§ **Given request**: Write only the number of lines in the records beneath that hold "mode".

§ **Material supplied**:
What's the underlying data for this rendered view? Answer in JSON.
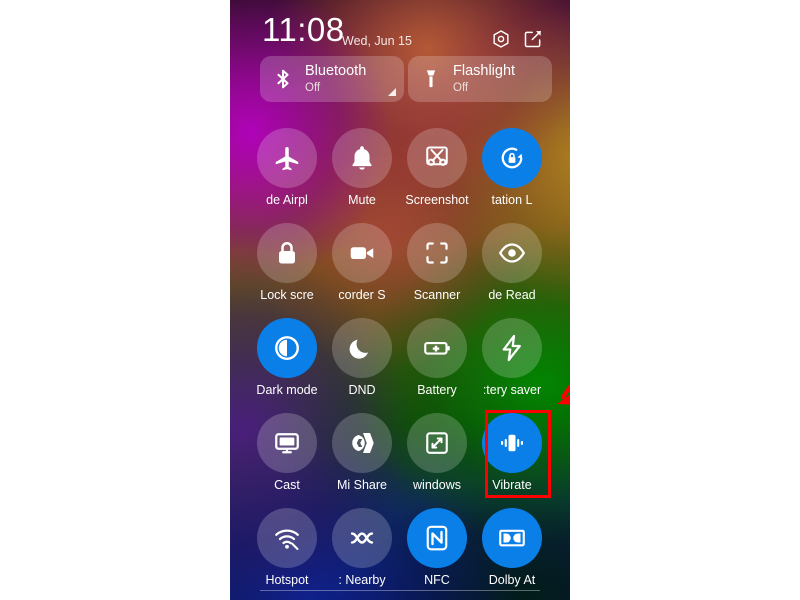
{
  "screen": {
    "status": {
      "time": "11:08",
      "date": "Wed, Jun 15",
      "settings_icon": "hexagon-gear-icon",
      "edit_icon": "edit-square-icon"
    },
    "big_tiles": [
      {
        "name": "bluetooth",
        "title": "Bluetooth",
        "state": "Off",
        "icon": "bluetooth-icon",
        "expandable": true
      },
      {
        "name": "flashlight",
        "title": "Flashlight",
        "state": "Off",
        "icon": "flashlight-icon",
        "expandable": false
      }
    ],
    "grid_rows": [
      {
        "tiles": [
          {
            "name": "airplane-mode",
            "label": "de    Airpl",
            "icon": "airplane-icon",
            "on": false
          },
          {
            "name": "mute",
            "label": "Mute",
            "icon": "bell-icon",
            "on": false
          },
          {
            "name": "screenshot",
            "label": "Screenshot",
            "icon": "scissors-crop-icon",
            "on": false
          },
          {
            "name": "rotation-lock",
            "label": "tation      L",
            "icon": "rotation-lock-icon",
            "on": true
          }
        ]
      },
      {
        "tiles": [
          {
            "name": "lock-screen",
            "label": "Lock scre",
            "icon": "padlock-icon",
            "on": false
          },
          {
            "name": "screen-recorder",
            "label": "corder      S",
            "icon": "video-camera-icon",
            "on": false
          },
          {
            "name": "scanner",
            "label": "Scanner",
            "icon": "scan-frame-icon",
            "on": false
          },
          {
            "name": "reading-mode",
            "label": "de    Read",
            "icon": "eye-icon",
            "on": false
          }
        ]
      },
      {
        "tiles": [
          {
            "name": "dark-mode",
            "label": "Dark mode",
            "icon": "contrast-circle-icon",
            "on": true
          },
          {
            "name": "dnd",
            "label": "DND",
            "icon": "crescent-moon-icon",
            "on": false
          },
          {
            "name": "battery",
            "label": "Battery",
            "icon": "battery-plus-icon",
            "on": false
          },
          {
            "name": "battery-saver",
            "label": ":tery saver",
            "icon": "lightning-bolt-icon",
            "on": false
          }
        ]
      },
      {
        "tiles": [
          {
            "name": "cast",
            "label": "Cast",
            "icon": "cast-monitor-icon",
            "on": false,
            "highlighted": true
          },
          {
            "name": "mi-share",
            "label": "Mi Share",
            "icon": "mi-share-icon",
            "on": false
          },
          {
            "name": "cast-to-windows",
            "label": "windows",
            "icon": "diagonal-arrows-square-icon",
            "on": false
          },
          {
            "name": "vibrate",
            "label": "Vibrate",
            "icon": "vibrate-icon",
            "on": true
          }
        ]
      },
      {
        "tiles": [
          {
            "name": "hotspot",
            "label": "Hotspot",
            "icon": "hotspot-icon",
            "on": false
          },
          {
            "name": "nearby",
            "label": ":      Nearby",
            "icon": "nearby-share-icon",
            "on": false
          },
          {
            "name": "nfc",
            "label": "NFC",
            "icon": "nfc-icon",
            "on": true
          },
          {
            "name": "dolby-atmos",
            "label": "Dolby At",
            "icon": "dolby-icon",
            "on": true
          }
        ]
      }
    ]
  },
  "annotations": {
    "highlight_color": "#ff0000",
    "arrow_color": "#ff0000",
    "highlight_target": "cast",
    "arrow_points_to": "cast"
  }
}
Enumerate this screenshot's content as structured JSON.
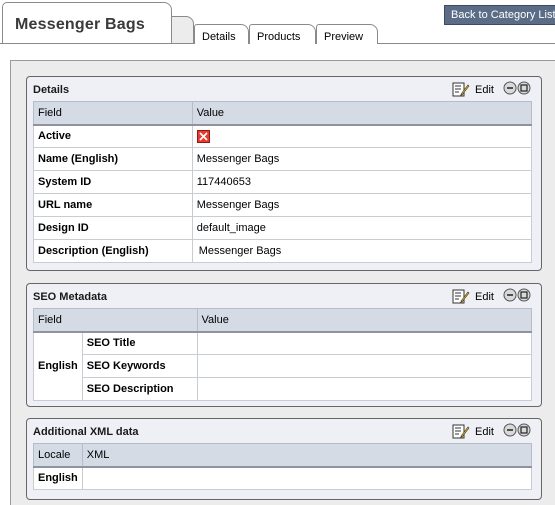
{
  "header": {
    "title": "Messenger Bags",
    "tabs": [
      "Details",
      "Products",
      "Preview"
    ],
    "back_button": "Back to Category List"
  },
  "panels": {
    "details": {
      "title": "Details",
      "edit_label": "Edit",
      "columns": [
        "Field",
        "Value"
      ],
      "rows": [
        {
          "field": "Active",
          "value": ""
        },
        {
          "field": "Name (English)",
          "value": "Messenger Bags"
        },
        {
          "field": "System ID",
          "value": "117440653"
        },
        {
          "field": "URL name",
          "value": "Messenger Bags"
        },
        {
          "field": "Design ID",
          "value": "default_image"
        },
        {
          "field": "Description (English)",
          "value": "Messenger Bags"
        }
      ]
    },
    "seo": {
      "title": "SEO Metadata",
      "edit_label": "Edit",
      "columns": [
        "Field",
        "Value"
      ],
      "locale": "English",
      "rows": [
        "SEO Title",
        "SEO Keywords",
        "SEO Description"
      ]
    },
    "xml": {
      "title": "Additional XML data",
      "edit_label": "Edit",
      "columns": [
        "Locale",
        "XML"
      ],
      "rows": [
        {
          "locale": "English",
          "xml": ""
        }
      ]
    }
  },
  "colors": {
    "back_button_bg": "#5b6d86",
    "header_cell_bg": "#d4dbe5",
    "panel_bg": "#eef0f6",
    "inactive_icon": "#e63b2e"
  }
}
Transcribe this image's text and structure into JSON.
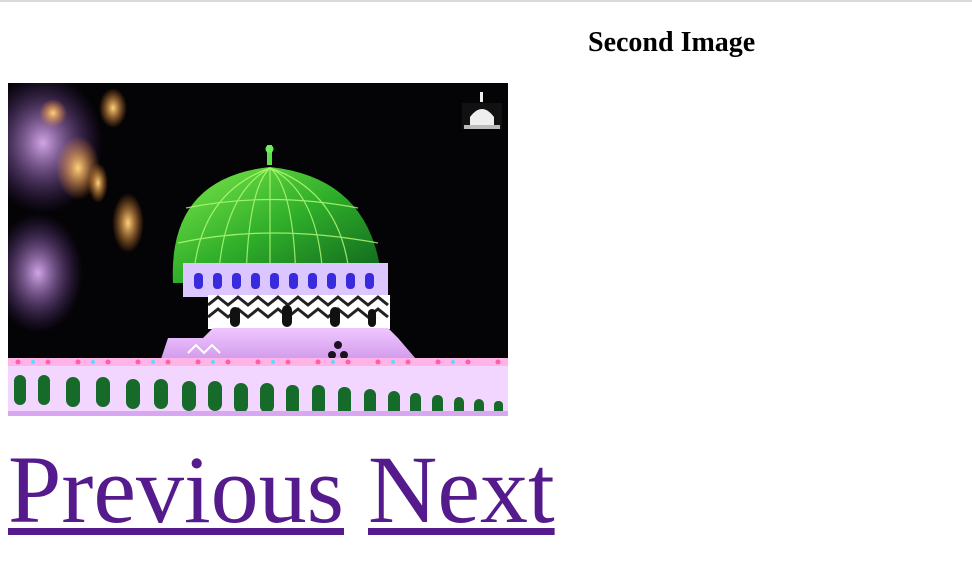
{
  "slide": {
    "heading": "Second Image",
    "image_alt": "Illuminated green dome shrine at night"
  },
  "nav": {
    "previous_label": "Previous",
    "next_label": "Next"
  },
  "colors": {
    "link_visited": "#551a8b",
    "dome_green": "#2fae2a",
    "lights_purple": "#c98cf0"
  }
}
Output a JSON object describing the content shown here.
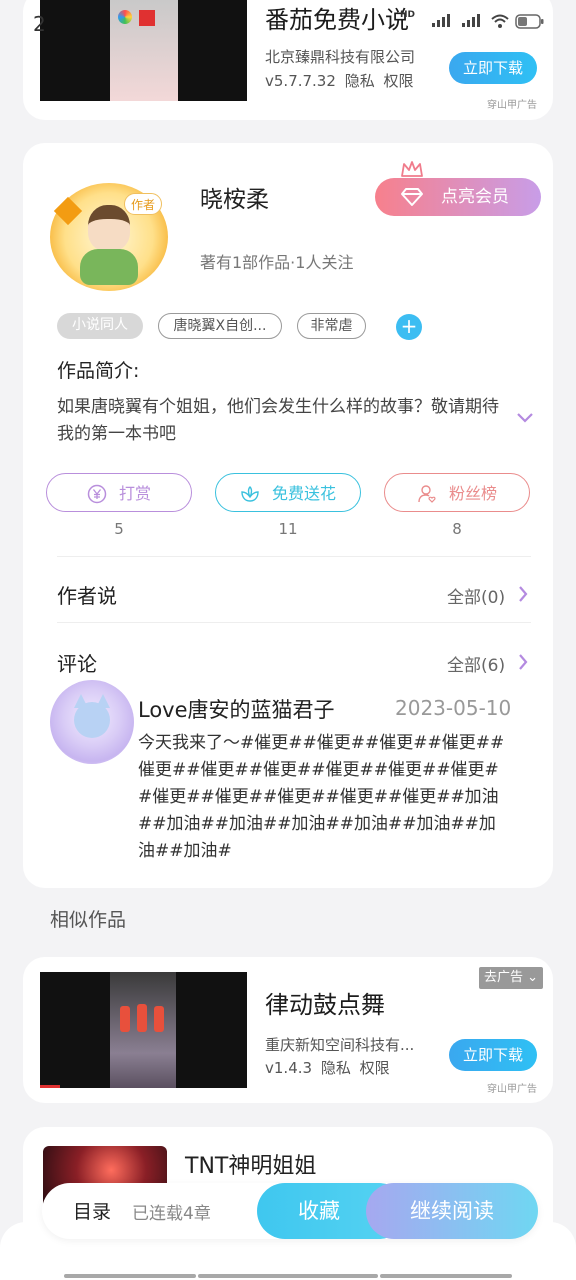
{
  "status_bar": {
    "time": "2"
  },
  "ad_top": {
    "title": "番茄免费小说",
    "company": "北京臻鼎科技有限公司",
    "version": "v5.7.7.32",
    "privacy": "隐私",
    "permissions": "权限",
    "download": "立即下载",
    "source": "穿山甲广告"
  },
  "author": {
    "avatar_tag": "作者",
    "name": "晓桉柔",
    "stats": "著有1部作品·1人关注",
    "vip_button": "点亮会员",
    "tags": [
      "小说同人",
      "唐晓翼X自创...",
      "非常虐"
    ],
    "intro_title": "作品简介:",
    "intro_text": "如果唐晓翼有个姐姐，他们会发生什么样的故事？敬请期待我的第一本书吧",
    "actions": [
      {
        "label": "打赏",
        "count": "5",
        "color": "#b98fdc"
      },
      {
        "label": "免费送花",
        "count": "11",
        "color": "#3ac1de"
      },
      {
        "label": "粉丝榜",
        "count": "8",
        "color": "#ea8c8c"
      }
    ]
  },
  "author_says": {
    "title": "作者说",
    "more": "全部(0)"
  },
  "comments": {
    "title": "评论",
    "more": "全部(6)",
    "items": [
      {
        "user": "Love唐安的蓝猫君子",
        "date": "2023-05-10",
        "text": "今天我来了～#催更##催更##催更##催更##催更##催更##催更##催更##催更##催更##催更##催更##催更##催更##催更##加油##加油##加油##加油##加油##加油##加油##加油#"
      }
    ]
  },
  "similar": {
    "title": "相似作品"
  },
  "ad_similar": {
    "remove_ad": "去广告",
    "title": "律动鼓点舞",
    "company": "重庆新知空间科技有...",
    "version": "v1.4.3",
    "privacy": "隐私",
    "permissions": "权限",
    "download": "立即下载",
    "source": "穿山甲广告"
  },
  "book": {
    "title": "TNT神明姐姐"
  },
  "bottom_bar": {
    "toc": "目录",
    "chapters": "已连载4章",
    "favorite": "收藏",
    "continue": "继续阅读"
  }
}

§ **Full answer**: 4